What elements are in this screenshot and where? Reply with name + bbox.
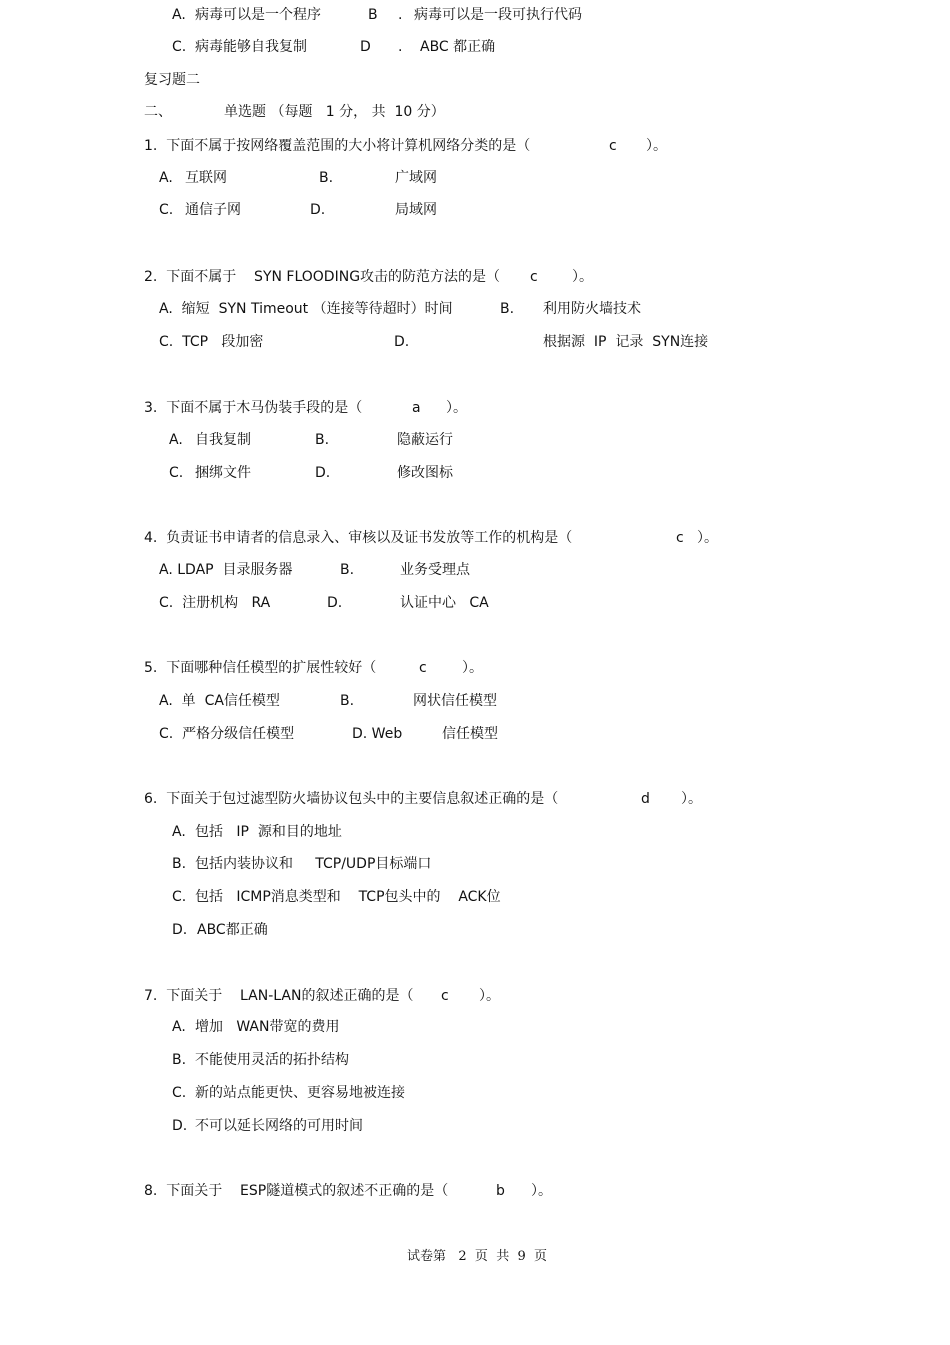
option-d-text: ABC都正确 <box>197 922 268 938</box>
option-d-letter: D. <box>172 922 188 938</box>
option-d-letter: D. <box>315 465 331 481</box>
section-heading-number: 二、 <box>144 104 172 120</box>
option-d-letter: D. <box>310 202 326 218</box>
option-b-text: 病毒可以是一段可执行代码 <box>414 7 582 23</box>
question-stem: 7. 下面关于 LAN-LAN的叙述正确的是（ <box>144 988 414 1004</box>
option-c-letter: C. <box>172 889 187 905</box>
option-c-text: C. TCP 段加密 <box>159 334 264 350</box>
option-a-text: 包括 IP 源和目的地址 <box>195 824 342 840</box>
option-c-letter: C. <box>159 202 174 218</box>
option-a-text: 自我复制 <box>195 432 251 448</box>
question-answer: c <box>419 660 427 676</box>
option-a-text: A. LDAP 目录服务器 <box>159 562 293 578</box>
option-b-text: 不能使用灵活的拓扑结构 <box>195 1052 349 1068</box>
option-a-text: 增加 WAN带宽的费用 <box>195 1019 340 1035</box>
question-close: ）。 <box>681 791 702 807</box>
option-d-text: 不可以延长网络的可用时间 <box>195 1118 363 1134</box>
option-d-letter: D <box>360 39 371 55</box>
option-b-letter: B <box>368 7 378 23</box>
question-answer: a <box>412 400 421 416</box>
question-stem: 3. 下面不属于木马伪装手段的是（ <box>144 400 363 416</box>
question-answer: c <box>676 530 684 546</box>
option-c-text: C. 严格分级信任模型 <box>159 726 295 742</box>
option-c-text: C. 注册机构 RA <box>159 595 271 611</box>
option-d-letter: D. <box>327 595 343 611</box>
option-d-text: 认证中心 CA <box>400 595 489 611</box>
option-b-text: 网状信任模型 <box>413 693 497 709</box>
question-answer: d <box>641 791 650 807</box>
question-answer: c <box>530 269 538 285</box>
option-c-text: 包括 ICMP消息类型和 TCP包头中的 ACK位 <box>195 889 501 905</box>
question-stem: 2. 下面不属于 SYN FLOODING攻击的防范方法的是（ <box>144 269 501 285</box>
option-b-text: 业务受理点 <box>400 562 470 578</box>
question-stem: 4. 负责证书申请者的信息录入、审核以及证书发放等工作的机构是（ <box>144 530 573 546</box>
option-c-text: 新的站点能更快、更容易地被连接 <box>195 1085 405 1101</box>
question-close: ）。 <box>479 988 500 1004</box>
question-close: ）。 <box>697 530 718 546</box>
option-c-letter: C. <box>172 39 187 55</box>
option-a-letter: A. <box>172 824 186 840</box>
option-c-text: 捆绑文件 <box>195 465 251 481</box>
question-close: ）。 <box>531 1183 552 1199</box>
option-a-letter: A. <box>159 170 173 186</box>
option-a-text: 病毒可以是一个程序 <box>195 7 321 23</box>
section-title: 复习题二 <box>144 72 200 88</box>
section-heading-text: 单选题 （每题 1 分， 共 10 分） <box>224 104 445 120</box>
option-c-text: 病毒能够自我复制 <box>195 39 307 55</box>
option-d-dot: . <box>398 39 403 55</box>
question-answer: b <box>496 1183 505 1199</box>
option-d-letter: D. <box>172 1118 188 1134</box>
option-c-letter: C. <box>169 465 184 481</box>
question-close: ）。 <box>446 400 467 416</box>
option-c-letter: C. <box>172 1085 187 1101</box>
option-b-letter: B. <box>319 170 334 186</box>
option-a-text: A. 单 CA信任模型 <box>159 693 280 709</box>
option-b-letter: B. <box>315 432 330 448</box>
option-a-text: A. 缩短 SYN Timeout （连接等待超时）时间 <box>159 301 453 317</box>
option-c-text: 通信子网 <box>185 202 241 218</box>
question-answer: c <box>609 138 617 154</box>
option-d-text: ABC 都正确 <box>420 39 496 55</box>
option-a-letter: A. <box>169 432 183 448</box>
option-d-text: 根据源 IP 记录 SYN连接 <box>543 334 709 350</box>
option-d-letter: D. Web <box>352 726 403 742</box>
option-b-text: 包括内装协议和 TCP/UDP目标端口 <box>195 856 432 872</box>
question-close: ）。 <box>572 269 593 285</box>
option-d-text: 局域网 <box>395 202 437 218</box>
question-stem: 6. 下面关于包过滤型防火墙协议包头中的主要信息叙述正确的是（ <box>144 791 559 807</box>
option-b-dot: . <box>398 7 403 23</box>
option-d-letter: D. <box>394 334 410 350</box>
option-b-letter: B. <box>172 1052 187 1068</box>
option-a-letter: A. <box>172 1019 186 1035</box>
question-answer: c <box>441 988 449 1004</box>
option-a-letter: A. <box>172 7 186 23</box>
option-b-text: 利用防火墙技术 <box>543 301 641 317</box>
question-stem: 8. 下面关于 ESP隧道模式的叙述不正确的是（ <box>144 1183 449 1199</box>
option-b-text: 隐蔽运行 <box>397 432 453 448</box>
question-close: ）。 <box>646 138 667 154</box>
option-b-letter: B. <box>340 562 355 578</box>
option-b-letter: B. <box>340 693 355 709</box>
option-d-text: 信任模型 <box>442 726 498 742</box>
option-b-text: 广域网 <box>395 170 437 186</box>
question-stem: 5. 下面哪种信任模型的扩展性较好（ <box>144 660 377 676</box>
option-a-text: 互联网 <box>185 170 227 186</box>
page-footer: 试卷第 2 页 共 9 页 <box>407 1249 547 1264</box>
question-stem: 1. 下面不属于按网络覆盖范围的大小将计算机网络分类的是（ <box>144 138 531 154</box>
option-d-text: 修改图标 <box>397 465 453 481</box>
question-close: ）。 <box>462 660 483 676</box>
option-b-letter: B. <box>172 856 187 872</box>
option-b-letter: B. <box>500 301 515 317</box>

TASK PROMPT | Quote every line of the data above word for word, omitting the picture.

WRITTEN SOLUTION |
What elements are in this screenshot and where? Reply with name + bbox.
option-d-text: ABC都正确 <box>197 922 268 938</box>
option-d-letter: D. <box>172 922 188 938</box>
option-d-letter: D. <box>315 465 331 481</box>
section-heading-number: 二、 <box>144 104 172 120</box>
option-d-letter: D. <box>310 202 326 218</box>
option-b-text: 病毒可以是一段可执行代码 <box>414 7 582 23</box>
question-stem: 7. 下面关于 LAN-LAN的叙述正确的是（ <box>144 988 414 1004</box>
option-c-letter: C. <box>172 889 187 905</box>
option-c-text: C. TCP 段加密 <box>159 334 264 350</box>
option-a-text: 包括 IP 源和目的地址 <box>195 824 342 840</box>
option-c-letter: C. <box>159 202 174 218</box>
option-a-text: 自我复制 <box>195 432 251 448</box>
question-answer: c <box>419 660 427 676</box>
option-a-text: A. LDAP 目录服务器 <box>159 562 293 578</box>
option-b-text: 不能使用灵活的拓扑结构 <box>195 1052 349 1068</box>
option-a-text: 增加 WAN带宽的费用 <box>195 1019 340 1035</box>
question-close: ）。 <box>681 791 702 807</box>
option-d-text: 不可以延长网络的可用时间 <box>195 1118 363 1134</box>
option-d-letter: D <box>360 39 371 55</box>
option-b-letter: B <box>368 7 378 23</box>
question-answer: a <box>412 400 421 416</box>
question-stem: 3. 下面不属于木马伪装手段的是（ <box>144 400 363 416</box>
question-answer: c <box>676 530 684 546</box>
option-c-text: C. 严格分级信任模型 <box>159 726 295 742</box>
option-c-text: C. 注册机构 RA <box>159 595 271 611</box>
option-d-letter: D. <box>327 595 343 611</box>
option-d-text: 认证中心 CA <box>400 595 489 611</box>
option-b-text: 网状信任模型 <box>413 693 497 709</box>
question-answer: d <box>641 791 650 807</box>
question-answer: c <box>530 269 538 285</box>
option-c-text: 包括 ICMP消息类型和 TCP包头中的 ACK位 <box>195 889 501 905</box>
question-stem: 2. 下面不属于 SYN FLOODING攻击的防范方法的是（ <box>144 269 501 285</box>
option-b-text: 业务受理点 <box>400 562 470 578</box>
question-stem: 4. 负责证书申请者的信息录入、审核以及证书发放等工作的机构是（ <box>144 530 573 546</box>
option-c-text: 新的站点能更快、更容易地被连接 <box>195 1085 405 1101</box>
question-close: ）。 <box>479 988 500 1004</box>
question-close: ）。 <box>697 530 718 546</box>
option-c-letter: C. <box>172 39 187 55</box>
option-a-letter: A. <box>172 824 186 840</box>
option-c-text: 捆绑文件 <box>195 465 251 481</box>
question-close: ）。 <box>531 1183 552 1199</box>
option-a-letter: A. <box>159 170 173 186</box>
option-a-text: 病毒可以是一个程序 <box>195 7 321 23</box>
section-title: 复习题二 <box>144 72 200 88</box>
section-heading-text: 单选题 （每题 1 分， 共 10 分） <box>224 104 445 120</box>
option-c-text: 病毒能够自我复制 <box>195 39 307 55</box>
option-d-dot: . <box>398 39 403 55</box>
question-answer: b <box>496 1183 505 1199</box>
option-d-letter: D. <box>172 1118 188 1134</box>
option-c-letter: C. <box>169 465 184 481</box>
question-close: ）。 <box>446 400 467 416</box>
option-c-letter: C. <box>172 1085 187 1101</box>
option-b-letter: B. <box>319 170 334 186</box>
option-a-text: A. 单 CA信任模型 <box>159 693 280 709</box>
option-b-letter: B. <box>315 432 330 448</box>
option-a-text: A. 缩短 SYN Timeout （连接等待超时）时间 <box>159 301 453 317</box>
option-c-text: 通信子网 <box>185 202 241 218</box>
question-answer: c <box>609 138 617 154</box>
option-d-text: ABC 都正确 <box>420 39 496 55</box>
option-a-letter: A. <box>169 432 183 448</box>
option-d-text: 根据源 IP 记录 SYN连接 <box>543 334 709 350</box>
option-d-letter: D. Web <box>352 726 403 742</box>
option-b-text: 包括内装协议和 TCP/UDP目标端口 <box>195 856 432 872</box>
question-close: ）。 <box>572 269 593 285</box>
option-d-text: 局域网 <box>395 202 437 218</box>
question-stem: 6. 下面关于包过滤型防火墙协议包头中的主要信息叙述正确的是（ <box>144 791 559 807</box>
option-b-dot: . <box>398 7 403 23</box>
option-d-letter: D. <box>394 334 410 350</box>
option-b-letter: B. <box>172 1052 187 1068</box>
option-a-letter: A. <box>172 1019 186 1035</box>
question-answer: c <box>441 988 449 1004</box>
option-a-letter: A. <box>172 7 186 23</box>
option-b-text: 利用防火墙技术 <box>543 301 641 317</box>
question-stem: 8. 下面关于 ESP隧道模式的叙述不正确的是（ <box>144 1183 449 1199</box>
option-b-text: 隐蔽运行 <box>397 432 453 448</box>
question-close: ）。 <box>646 138 667 154</box>
option-b-letter: B. <box>340 562 355 578</box>
option-b-letter: B. <box>340 693 355 709</box>
option-d-text: 信任模型 <box>442 726 498 742</box>
option-b-text: 广域网 <box>395 170 437 186</box>
question-stem: 5. 下面哪种信任模型的扩展性较好（ <box>144 660 377 676</box>
option-a-text: 互联网 <box>185 170 227 186</box>
page-footer: 试卷第 2 页 共 9 页 <box>407 1249 547 1264</box>
question-stem: 1. 下面不属于按网络覆盖范围的大小将计算机网络分类的是（ <box>144 138 531 154</box>
option-d-text: 修改图标 <box>397 465 453 481</box>
question-close: ）。 <box>462 660 483 676</box>
option-b-letter: B. <box>172 856 187 872</box>
option-b-letter: B. <box>500 301 515 317</box>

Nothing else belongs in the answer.